* Task instructions: Would you set down every entry shown below, precisely as written?

* Records for this exercise:

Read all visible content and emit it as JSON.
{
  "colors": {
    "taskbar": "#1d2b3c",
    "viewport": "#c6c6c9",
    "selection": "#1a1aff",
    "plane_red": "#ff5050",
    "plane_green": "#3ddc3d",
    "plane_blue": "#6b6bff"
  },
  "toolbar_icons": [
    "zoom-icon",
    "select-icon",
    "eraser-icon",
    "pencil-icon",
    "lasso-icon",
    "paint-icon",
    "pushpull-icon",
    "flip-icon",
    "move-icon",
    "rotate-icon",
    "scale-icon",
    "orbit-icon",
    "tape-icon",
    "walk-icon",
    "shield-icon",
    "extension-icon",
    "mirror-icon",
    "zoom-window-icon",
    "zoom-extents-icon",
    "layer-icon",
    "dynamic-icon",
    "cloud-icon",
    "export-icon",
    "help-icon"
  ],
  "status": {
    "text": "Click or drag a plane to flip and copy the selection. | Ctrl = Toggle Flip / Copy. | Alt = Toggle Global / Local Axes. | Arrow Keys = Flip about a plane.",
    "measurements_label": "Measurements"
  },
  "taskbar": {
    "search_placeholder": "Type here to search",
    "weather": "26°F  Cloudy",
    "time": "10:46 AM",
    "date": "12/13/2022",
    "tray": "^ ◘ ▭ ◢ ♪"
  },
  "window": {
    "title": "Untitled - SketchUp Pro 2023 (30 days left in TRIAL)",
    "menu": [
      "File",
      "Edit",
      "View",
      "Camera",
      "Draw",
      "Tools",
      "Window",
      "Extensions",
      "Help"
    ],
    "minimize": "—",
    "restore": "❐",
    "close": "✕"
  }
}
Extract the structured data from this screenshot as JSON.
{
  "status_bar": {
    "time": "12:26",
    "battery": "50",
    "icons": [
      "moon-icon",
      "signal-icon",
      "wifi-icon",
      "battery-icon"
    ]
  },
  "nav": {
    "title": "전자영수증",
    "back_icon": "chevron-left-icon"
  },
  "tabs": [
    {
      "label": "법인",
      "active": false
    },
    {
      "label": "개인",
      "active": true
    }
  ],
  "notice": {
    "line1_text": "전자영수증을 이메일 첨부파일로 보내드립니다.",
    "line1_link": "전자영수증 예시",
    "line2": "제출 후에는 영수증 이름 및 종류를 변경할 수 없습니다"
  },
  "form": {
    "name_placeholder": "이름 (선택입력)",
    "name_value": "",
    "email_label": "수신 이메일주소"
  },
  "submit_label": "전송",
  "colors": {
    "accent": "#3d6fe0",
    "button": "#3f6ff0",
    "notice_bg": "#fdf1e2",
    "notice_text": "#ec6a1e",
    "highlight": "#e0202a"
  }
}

* Reply:
Read all visible content and emit it as JSON.
{
  "colors": {
    "taskbar": "#1d2b3c",
    "viewport": "#c6c6c9",
    "selection": "#1a1aff",
    "plane_red": "#ff5050",
    "plane_green": "#3ddc3d",
    "plane_blue": "#6b6bff"
  },
  "toolbar_icons": [
    "zoom-icon",
    "select-icon",
    "eraser-icon",
    "pencil-icon",
    "lasso-icon",
    "paint-icon",
    "pushpull-icon",
    "flip-icon",
    "move-icon",
    "rotate-icon",
    "scale-icon",
    "orbit-icon",
    "tape-icon",
    "walk-icon",
    "shield-icon",
    "extension-icon",
    "mirror-icon",
    "zoom-window-icon",
    "zoom-extents-icon",
    "layer-icon",
    "dynamic-icon",
    "cloud-icon",
    "export-icon",
    "help-icon"
  ],
  "status": {
    "text": "Click or drag a plane to flip and copy the selection. | Ctrl = Toggle Flip / Copy. | Alt = Toggle Global / Local Axes. | Arrow Keys = Flip about a plane.",
    "measurements_label": "Measurements"
  },
  "taskbar": {
    "search_placeholder": "Type here to search",
    "weather": "26°F  Cloudy",
    "time": "10:46 AM",
    "date": "12/13/2022",
    "tray": "^ ◘ ▭ ◢ ♪"
  },
  "window": {
    "title": "Untitled - SketchUp Pro 2023 (30 days left in TRIAL)",
    "menu": [
      "File",
      "Edit",
      "View",
      "Camera",
      "Draw",
      "Tools",
      "Window",
      "Extensions",
      "Help"
    ],
    "minimize": "—",
    "restore": "❐",
    "close": "✕"
  }
}
Extract the structured data from this screenshot as JSON.
{
  "status_bar": {
    "time": "12:26",
    "battery": "50",
    "icons": [
      "moon-icon",
      "signal-icon",
      "wifi-icon",
      "battery-icon"
    ]
  },
  "nav": {
    "title": "전자영수증",
    "back_icon": "chevron-left-icon"
  },
  "tabs": [
    {
      "label": "법인",
      "active": false
    },
    {
      "label": "개인",
      "active": true
    }
  ],
  "notice": {
    "line1_text": "전자영수증을 이메일 첨부파일로 보내드립니다.",
    "line1_link": "전자영수증 예시",
    "line2": "제출 후에는 영수증 이름 및 종류를 변경할 수 없습니다"
  },
  "form": {
    "name_placeholder": "이름 (선택입력)",
    "name_value": "",
    "email_label": "수신 이메일주소"
  },
  "submit_label": "전송",
  "colors": {
    "accent": "#3d6fe0",
    "button": "#3f6ff0",
    "notice_bg": "#fdf1e2",
    "notice_text": "#ec6a1e",
    "highlight": "#e0202a"
  }
}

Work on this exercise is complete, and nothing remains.